• _TASK INSTRUCTIONS_
Retype each entry below exactly as it stands.

***

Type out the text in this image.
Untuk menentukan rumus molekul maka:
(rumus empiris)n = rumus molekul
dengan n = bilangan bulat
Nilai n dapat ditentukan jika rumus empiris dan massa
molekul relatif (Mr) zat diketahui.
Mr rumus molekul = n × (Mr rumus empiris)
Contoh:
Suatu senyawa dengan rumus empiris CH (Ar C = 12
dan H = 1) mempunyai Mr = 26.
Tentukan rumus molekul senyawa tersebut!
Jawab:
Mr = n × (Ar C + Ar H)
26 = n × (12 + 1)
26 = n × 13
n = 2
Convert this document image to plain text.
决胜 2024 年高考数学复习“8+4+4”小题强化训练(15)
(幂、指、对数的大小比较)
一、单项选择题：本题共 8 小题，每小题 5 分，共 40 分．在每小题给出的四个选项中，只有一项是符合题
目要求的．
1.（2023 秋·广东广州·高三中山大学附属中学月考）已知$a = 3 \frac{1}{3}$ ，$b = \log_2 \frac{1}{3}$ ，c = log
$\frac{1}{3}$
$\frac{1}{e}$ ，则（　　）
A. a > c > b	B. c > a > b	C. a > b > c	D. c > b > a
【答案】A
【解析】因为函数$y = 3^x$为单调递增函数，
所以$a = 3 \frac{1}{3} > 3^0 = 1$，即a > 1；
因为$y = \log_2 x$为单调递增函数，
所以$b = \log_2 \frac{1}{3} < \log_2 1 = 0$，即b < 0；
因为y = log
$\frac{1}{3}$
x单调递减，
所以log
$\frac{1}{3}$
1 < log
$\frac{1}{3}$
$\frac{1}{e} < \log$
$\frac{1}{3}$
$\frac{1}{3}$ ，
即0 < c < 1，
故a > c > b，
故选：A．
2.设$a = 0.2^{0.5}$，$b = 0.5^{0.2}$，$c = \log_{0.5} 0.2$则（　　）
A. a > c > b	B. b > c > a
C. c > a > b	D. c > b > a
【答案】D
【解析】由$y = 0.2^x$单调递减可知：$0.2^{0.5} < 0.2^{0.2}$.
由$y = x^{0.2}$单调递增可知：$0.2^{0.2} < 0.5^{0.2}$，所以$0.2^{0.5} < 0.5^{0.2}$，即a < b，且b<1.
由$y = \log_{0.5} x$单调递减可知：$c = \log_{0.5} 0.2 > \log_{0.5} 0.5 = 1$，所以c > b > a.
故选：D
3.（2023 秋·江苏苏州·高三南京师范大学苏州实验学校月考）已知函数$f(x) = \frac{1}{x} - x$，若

***

• _REPLY TO THE TASK_
Type out the text in this image.
Untuk menentukan rumus molekul maka:
(rumus empiris)n = rumus molekul
dengan n = bilangan bulat
Nilai n dapat ditentukan jika rumus empiris dan massa
molekul relatif (Mr) zat diketahui.
Mr rumus molekul = n × (Mr rumus empiris)
Contoh:
Suatu senyawa dengan rumus empiris CH (Ar C = 12
dan H = 1) mempunyai Mr = 26.
Tentukan rumus molekul senyawa tersebut!
Jawab:
Mr = n × (Ar C + Ar H)
26 = n × (12 + 1)
26 = n × 13
n = 2
Convert this document image to plain text.
决胜 2024 年高考数学复习“8+4+4”小题强化训练(15)
(幂、指、对数的大小比较)
一、单项选择题：本题共 8 小题，每小题 5 分，共 40 分．在每小题给出的四个选项中，只有一项是符合题
目要求的．
1.（2023 秋·广东广州·高三中山大学附属中学月考）已知$a = 3 \frac{1}{3}$ ，$b = \log_2 \frac{1}{3}$ ，c = log
$\frac{1}{3}$
$\frac{1}{e}$ ，则（　　）
A. a > c > b	B. c > a > b	C. a > b > c	D. c > b > a
【答案】A
【解析】因为函数$y = 3^x$为单调递增函数，
所以$a = 3 \frac{1}{3} > 3^0 = 1$，即a > 1；
因为$y = \log_2 x$为单调递增函数，
所以$b = \log_2 \frac{1}{3} < \log_2 1 = 0$，即b < 0；
因为y = log
$\frac{1}{3}$
x单调递减，
所以log
$\frac{1}{3}$
1 < log
$\frac{1}{3}$
$\frac{1}{e} < \log$
$\frac{1}{3}$
$\frac{1}{3}$ ，
即0 < c < 1，
故a > c > b，
故选：A．
2.设$a = 0.2^{0.5}$，$b = 0.5^{0.2}$，$c = \log_{0.5} 0.2$则（　　）
A. a > c > b	B. b > c > a
C. c > a > b	D. c > b > a
【答案】D
【解析】由$y = 0.2^x$单调递减可知：$0.2^{0.5} < 0.2^{0.2}$.
由$y = x^{0.2}$单调递增可知：$0.2^{0.2} < 0.5^{0.2}$，所以$0.2^{0.5} < 0.5^{0.2}$，即a < b，且b<1.
由$y = \log_{0.5} x$单调递减可知：$c = \log_{0.5} 0.2 > \log_{0.5} 0.5 = 1$，所以c > b > a.
故选：D
3.（2023 秋·江苏苏州·高三南京师范大学苏州实验学校月考）已知函数$f(x) = \frac{1}{x} - x$，若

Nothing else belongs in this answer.